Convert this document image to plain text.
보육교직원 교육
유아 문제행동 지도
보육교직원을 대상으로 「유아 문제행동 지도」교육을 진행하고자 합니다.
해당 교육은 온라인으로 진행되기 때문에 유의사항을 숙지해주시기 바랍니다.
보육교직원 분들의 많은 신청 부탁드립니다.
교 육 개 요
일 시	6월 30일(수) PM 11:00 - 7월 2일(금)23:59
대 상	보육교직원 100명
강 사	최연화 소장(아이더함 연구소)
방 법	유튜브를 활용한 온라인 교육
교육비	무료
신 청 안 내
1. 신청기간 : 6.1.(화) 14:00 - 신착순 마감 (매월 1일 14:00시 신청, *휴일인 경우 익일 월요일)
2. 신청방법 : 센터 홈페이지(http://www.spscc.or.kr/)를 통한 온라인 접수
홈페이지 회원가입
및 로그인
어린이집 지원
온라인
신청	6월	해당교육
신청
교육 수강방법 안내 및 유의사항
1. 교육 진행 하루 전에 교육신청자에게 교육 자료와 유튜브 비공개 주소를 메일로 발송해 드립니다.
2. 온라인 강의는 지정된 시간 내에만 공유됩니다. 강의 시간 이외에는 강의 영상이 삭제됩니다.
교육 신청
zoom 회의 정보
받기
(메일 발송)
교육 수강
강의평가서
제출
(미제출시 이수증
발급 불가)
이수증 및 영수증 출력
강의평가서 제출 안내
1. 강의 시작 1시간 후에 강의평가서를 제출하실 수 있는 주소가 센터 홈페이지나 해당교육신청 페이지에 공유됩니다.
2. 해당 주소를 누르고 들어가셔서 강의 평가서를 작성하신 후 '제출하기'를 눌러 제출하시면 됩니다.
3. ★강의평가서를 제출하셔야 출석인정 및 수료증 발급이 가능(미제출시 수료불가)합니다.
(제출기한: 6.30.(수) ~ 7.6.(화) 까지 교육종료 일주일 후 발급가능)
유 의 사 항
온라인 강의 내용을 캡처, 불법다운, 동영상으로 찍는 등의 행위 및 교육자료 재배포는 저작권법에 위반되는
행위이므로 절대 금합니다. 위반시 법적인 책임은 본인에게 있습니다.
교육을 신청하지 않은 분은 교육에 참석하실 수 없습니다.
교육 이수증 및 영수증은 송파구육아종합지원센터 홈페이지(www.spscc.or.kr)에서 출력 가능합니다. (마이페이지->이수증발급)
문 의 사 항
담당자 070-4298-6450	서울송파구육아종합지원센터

---

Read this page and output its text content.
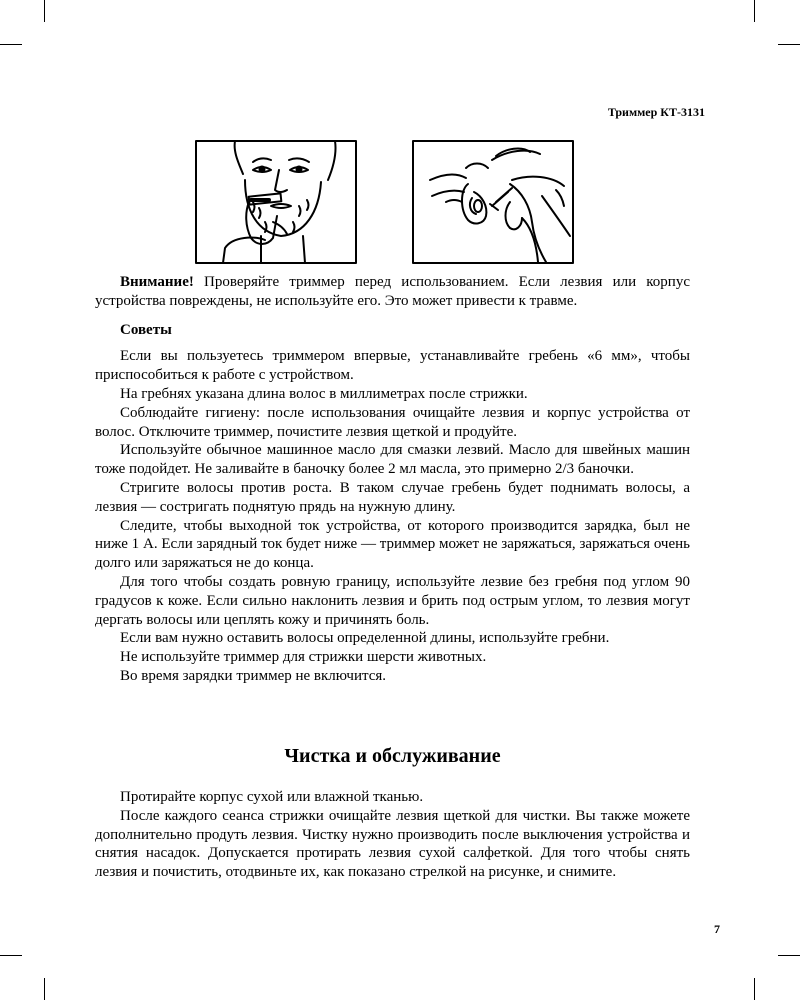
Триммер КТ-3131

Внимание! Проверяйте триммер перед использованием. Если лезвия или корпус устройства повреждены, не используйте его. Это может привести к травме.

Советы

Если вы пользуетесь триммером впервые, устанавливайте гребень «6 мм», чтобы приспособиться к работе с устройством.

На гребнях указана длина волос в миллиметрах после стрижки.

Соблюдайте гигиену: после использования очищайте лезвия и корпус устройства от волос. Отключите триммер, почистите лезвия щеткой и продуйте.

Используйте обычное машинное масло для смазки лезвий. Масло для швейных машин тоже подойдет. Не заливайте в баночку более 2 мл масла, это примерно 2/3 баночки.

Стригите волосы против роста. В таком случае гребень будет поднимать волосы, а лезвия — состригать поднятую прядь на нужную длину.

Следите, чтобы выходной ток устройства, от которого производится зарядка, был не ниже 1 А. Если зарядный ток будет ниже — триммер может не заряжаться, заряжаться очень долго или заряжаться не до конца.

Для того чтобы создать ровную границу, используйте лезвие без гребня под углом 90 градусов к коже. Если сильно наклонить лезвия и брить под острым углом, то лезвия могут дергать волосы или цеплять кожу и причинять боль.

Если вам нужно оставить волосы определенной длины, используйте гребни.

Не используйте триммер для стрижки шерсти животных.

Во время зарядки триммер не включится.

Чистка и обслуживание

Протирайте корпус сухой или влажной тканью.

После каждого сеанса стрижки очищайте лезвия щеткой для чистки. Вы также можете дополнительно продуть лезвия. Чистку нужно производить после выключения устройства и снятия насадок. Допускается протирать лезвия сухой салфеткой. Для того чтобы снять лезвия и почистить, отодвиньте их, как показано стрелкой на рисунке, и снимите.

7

■ Instructions for the task
In the records above, collect each line with "после".

■ Problem solution
На гребнях указана длина волос в миллиметрах после стрижки.
Соблюдайте гигиену: после использования очищайте лезвия и корпус устройства от волос. Отключите триммер, почистите лезвия щеткой и продуйте.
После каждого сеанса стрижки очищайте лезвия щеткой для чистки. Вы также можете дополнительно продуть лезвия. Чистку нужно производить после выключения устройства и снятия насадок. Допускается протирать лезвия сухой салфеткой. Для того чтобы снять лезвия и почистить, отодвиньте их, как показано стрелкой на рисунке, и снимите.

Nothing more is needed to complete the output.